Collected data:
########
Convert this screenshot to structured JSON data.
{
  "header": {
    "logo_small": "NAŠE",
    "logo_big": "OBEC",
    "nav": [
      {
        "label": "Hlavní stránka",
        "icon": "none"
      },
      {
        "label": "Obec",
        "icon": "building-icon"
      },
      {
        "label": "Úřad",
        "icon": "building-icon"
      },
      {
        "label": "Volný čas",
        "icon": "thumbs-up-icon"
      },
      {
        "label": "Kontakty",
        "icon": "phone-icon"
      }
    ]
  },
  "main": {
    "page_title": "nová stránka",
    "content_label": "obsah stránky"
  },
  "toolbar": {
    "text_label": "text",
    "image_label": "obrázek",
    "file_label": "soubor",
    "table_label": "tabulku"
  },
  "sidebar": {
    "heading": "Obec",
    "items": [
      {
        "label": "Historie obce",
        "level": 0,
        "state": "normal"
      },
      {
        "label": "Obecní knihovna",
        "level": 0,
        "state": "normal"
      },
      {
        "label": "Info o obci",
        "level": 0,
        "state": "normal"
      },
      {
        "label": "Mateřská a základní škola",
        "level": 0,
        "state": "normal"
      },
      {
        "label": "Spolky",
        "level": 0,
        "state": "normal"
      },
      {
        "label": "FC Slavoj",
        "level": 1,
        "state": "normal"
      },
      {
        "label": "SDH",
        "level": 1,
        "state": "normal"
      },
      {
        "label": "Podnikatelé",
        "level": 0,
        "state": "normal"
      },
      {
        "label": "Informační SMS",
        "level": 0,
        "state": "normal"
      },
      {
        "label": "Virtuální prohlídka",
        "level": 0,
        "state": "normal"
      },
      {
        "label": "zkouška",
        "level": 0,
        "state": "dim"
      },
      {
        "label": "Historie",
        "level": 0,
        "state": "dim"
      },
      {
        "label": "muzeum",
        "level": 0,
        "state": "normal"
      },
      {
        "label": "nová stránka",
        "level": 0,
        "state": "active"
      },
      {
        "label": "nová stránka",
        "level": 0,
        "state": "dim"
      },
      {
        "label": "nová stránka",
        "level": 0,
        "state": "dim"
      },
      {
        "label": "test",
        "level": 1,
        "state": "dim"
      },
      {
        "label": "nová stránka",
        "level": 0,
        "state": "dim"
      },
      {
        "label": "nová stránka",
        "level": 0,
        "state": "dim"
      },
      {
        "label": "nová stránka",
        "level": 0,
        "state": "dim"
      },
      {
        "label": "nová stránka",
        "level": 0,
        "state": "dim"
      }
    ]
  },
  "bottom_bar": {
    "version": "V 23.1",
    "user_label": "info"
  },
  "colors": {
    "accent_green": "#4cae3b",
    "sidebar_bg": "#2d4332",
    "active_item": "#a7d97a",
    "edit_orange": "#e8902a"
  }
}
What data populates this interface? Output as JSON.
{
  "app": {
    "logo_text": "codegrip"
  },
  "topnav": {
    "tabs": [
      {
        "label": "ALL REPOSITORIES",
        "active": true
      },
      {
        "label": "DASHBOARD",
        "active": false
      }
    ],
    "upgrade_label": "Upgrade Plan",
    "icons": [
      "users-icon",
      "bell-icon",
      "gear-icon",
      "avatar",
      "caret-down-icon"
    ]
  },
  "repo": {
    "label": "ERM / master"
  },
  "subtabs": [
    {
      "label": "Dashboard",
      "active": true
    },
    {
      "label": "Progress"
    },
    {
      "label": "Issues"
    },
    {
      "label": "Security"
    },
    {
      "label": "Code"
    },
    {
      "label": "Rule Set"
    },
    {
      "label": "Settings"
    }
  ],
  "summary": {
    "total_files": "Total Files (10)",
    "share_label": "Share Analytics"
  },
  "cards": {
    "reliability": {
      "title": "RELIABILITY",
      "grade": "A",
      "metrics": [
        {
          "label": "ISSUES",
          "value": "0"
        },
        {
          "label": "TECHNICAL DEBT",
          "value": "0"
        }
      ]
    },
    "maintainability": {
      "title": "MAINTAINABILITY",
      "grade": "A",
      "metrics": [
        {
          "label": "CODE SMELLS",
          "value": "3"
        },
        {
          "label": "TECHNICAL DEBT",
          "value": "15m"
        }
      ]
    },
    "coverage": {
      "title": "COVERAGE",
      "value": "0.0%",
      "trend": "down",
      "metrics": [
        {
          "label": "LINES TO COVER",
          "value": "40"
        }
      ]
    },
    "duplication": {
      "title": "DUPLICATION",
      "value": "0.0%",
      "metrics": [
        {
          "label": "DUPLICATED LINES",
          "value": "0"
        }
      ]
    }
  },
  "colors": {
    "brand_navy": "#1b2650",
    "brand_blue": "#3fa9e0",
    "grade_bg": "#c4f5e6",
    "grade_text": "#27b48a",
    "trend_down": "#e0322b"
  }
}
########
_WHAT YOU SHOULD DO_. Repeat every entry exactly as written above.

_FULL SOLUTION_.
Convert this screenshot to structured JSON data.
{
  "header": {
    "logo_small": "NAŠE",
    "logo_big": "OBEC",
    "nav": [
      {
        "label": "Hlavní stránka",
        "icon": "none"
      },
      {
        "label": "Obec",
        "icon": "building-icon"
      },
      {
        "label": "Úřad",
        "icon": "building-icon"
      },
      {
        "label": "Volný čas",
        "icon": "thumbs-up-icon"
      },
      {
        "label": "Kontakty",
        "icon": "phone-icon"
      }
    ]
  },
  "main": {
    "page_title": "nová stránka",
    "content_label": "obsah stránky"
  },
  "toolbar": {
    "text_label": "text",
    "image_label": "obrázek",
    "file_label": "soubor",
    "table_label": "tabulku"
  },
  "sidebar": {
    "heading": "Obec",
    "items": [
      {
        "label": "Historie obce",
        "level": 0,
        "state": "normal"
      },
      {
        "label": "Obecní knihovna",
        "level": 0,
        "state": "normal"
      },
      {
        "label": "Info o obci",
        "level": 0,
        "state": "normal"
      },
      {
        "label": "Mateřská a základní škola",
        "level": 0,
        "state": "normal"
      },
      {
        "label": "Spolky",
        "level": 0,
        "state": "normal"
      },
      {
        "label": "FC Slavoj",
        "level": 1,
        "state": "normal"
      },
      {
        "label": "SDH",
        "level": 1,
        "state": "normal"
      },
      {
        "label": "Podnikatelé",
        "level": 0,
        "state": "normal"
      },
      {
        "label": "Informační SMS",
        "level": 0,
        "state": "normal"
      },
      {
        "label": "Virtuální prohlídka",
        "level": 0,
        "state": "normal"
      },
      {
        "label": "zkouška",
        "level": 0,
        "state": "dim"
      },
      {
        "label": "Historie",
        "level": 0,
        "state": "dim"
      },
      {
        "label": "muzeum",
        "level": 0,
        "state": "normal"
      },
      {
        "label": "nová stránka",
        "level": 0,
        "state": "active"
      },
      {
        "label": "nová stránka",
        "level": 0,
        "state": "dim"
      },
      {
        "label": "nová stránka",
        "level": 0,
        "state": "dim"
      },
      {
        "label": "test",
        "level": 1,
        "state": "dim"
      },
      {
        "label": "nová stránka",
        "level": 0,
        "state": "dim"
      },
      {
        "label": "nová stránka",
        "level": 0,
        "state": "dim"
      },
      {
        "label": "nová stránka",
        "level": 0,
        "state": "dim"
      },
      {
        "label": "nová stránka",
        "level": 0,
        "state": "dim"
      }
    ]
  },
  "bottom_bar": {
    "version": "V 23.1",
    "user_label": "info"
  },
  "colors": {
    "accent_green": "#4cae3b",
    "sidebar_bg": "#2d4332",
    "active_item": "#a7d97a",
    "edit_orange": "#e8902a"
  }
}
What data populates this interface? Output as JSON.
{
  "app": {
    "logo_text": "codegrip"
  },
  "topnav": {
    "tabs": [
      {
        "label": "ALL REPOSITORIES",
        "active": true
      },
      {
        "label": "DASHBOARD",
        "active": false
      }
    ],
    "upgrade_label": "Upgrade Plan",
    "icons": [
      "users-icon",
      "bell-icon",
      "gear-icon",
      "avatar",
      "caret-down-icon"
    ]
  },
  "repo": {
    "label": "ERM / master"
  },
  "subtabs": [
    {
      "label": "Dashboard",
      "active": true
    },
    {
      "label": "Progress"
    },
    {
      "label": "Issues"
    },
    {
      "label": "Security"
    },
    {
      "label": "Code"
    },
    {
      "label": "Rule Set"
    },
    {
      "label": "Settings"
    }
  ],
  "summary": {
    "total_files": "Total Files (10)",
    "share_label": "Share Analytics"
  },
  "cards": {
    "reliability": {
      "title": "RELIABILITY",
      "grade": "A",
      "metrics": [
        {
          "label": "ISSUES",
          "value": "0"
        },
        {
          "label": "TECHNICAL DEBT",
          "value": "0"
        }
      ]
    },
    "maintainability": {
      "title": "MAINTAINABILITY",
      "grade": "A",
      "metrics": [
        {
          "label": "CODE SMELLS",
          "value": "3"
        },
        {
          "label": "TECHNICAL DEBT",
          "value": "15m"
        }
      ]
    },
    "coverage": {
      "title": "COVERAGE",
      "value": "0.0%",
      "trend": "down",
      "metrics": [
        {
          "label": "LINES TO COVER",
          "value": "40"
        }
      ]
    },
    "duplication": {
      "title": "DUPLICATION",
      "value": "0.0%",
      "metrics": [
        {
          "label": "DUPLICATED LINES",
          "value": "0"
        }
      ]
    }
  },
  "colors": {
    "brand_navy": "#1b2650",
    "brand_blue": "#3fa9e0",
    "grade_bg": "#c4f5e6",
    "grade_text": "#27b48a",
    "trend_down": "#e0322b"
  }
}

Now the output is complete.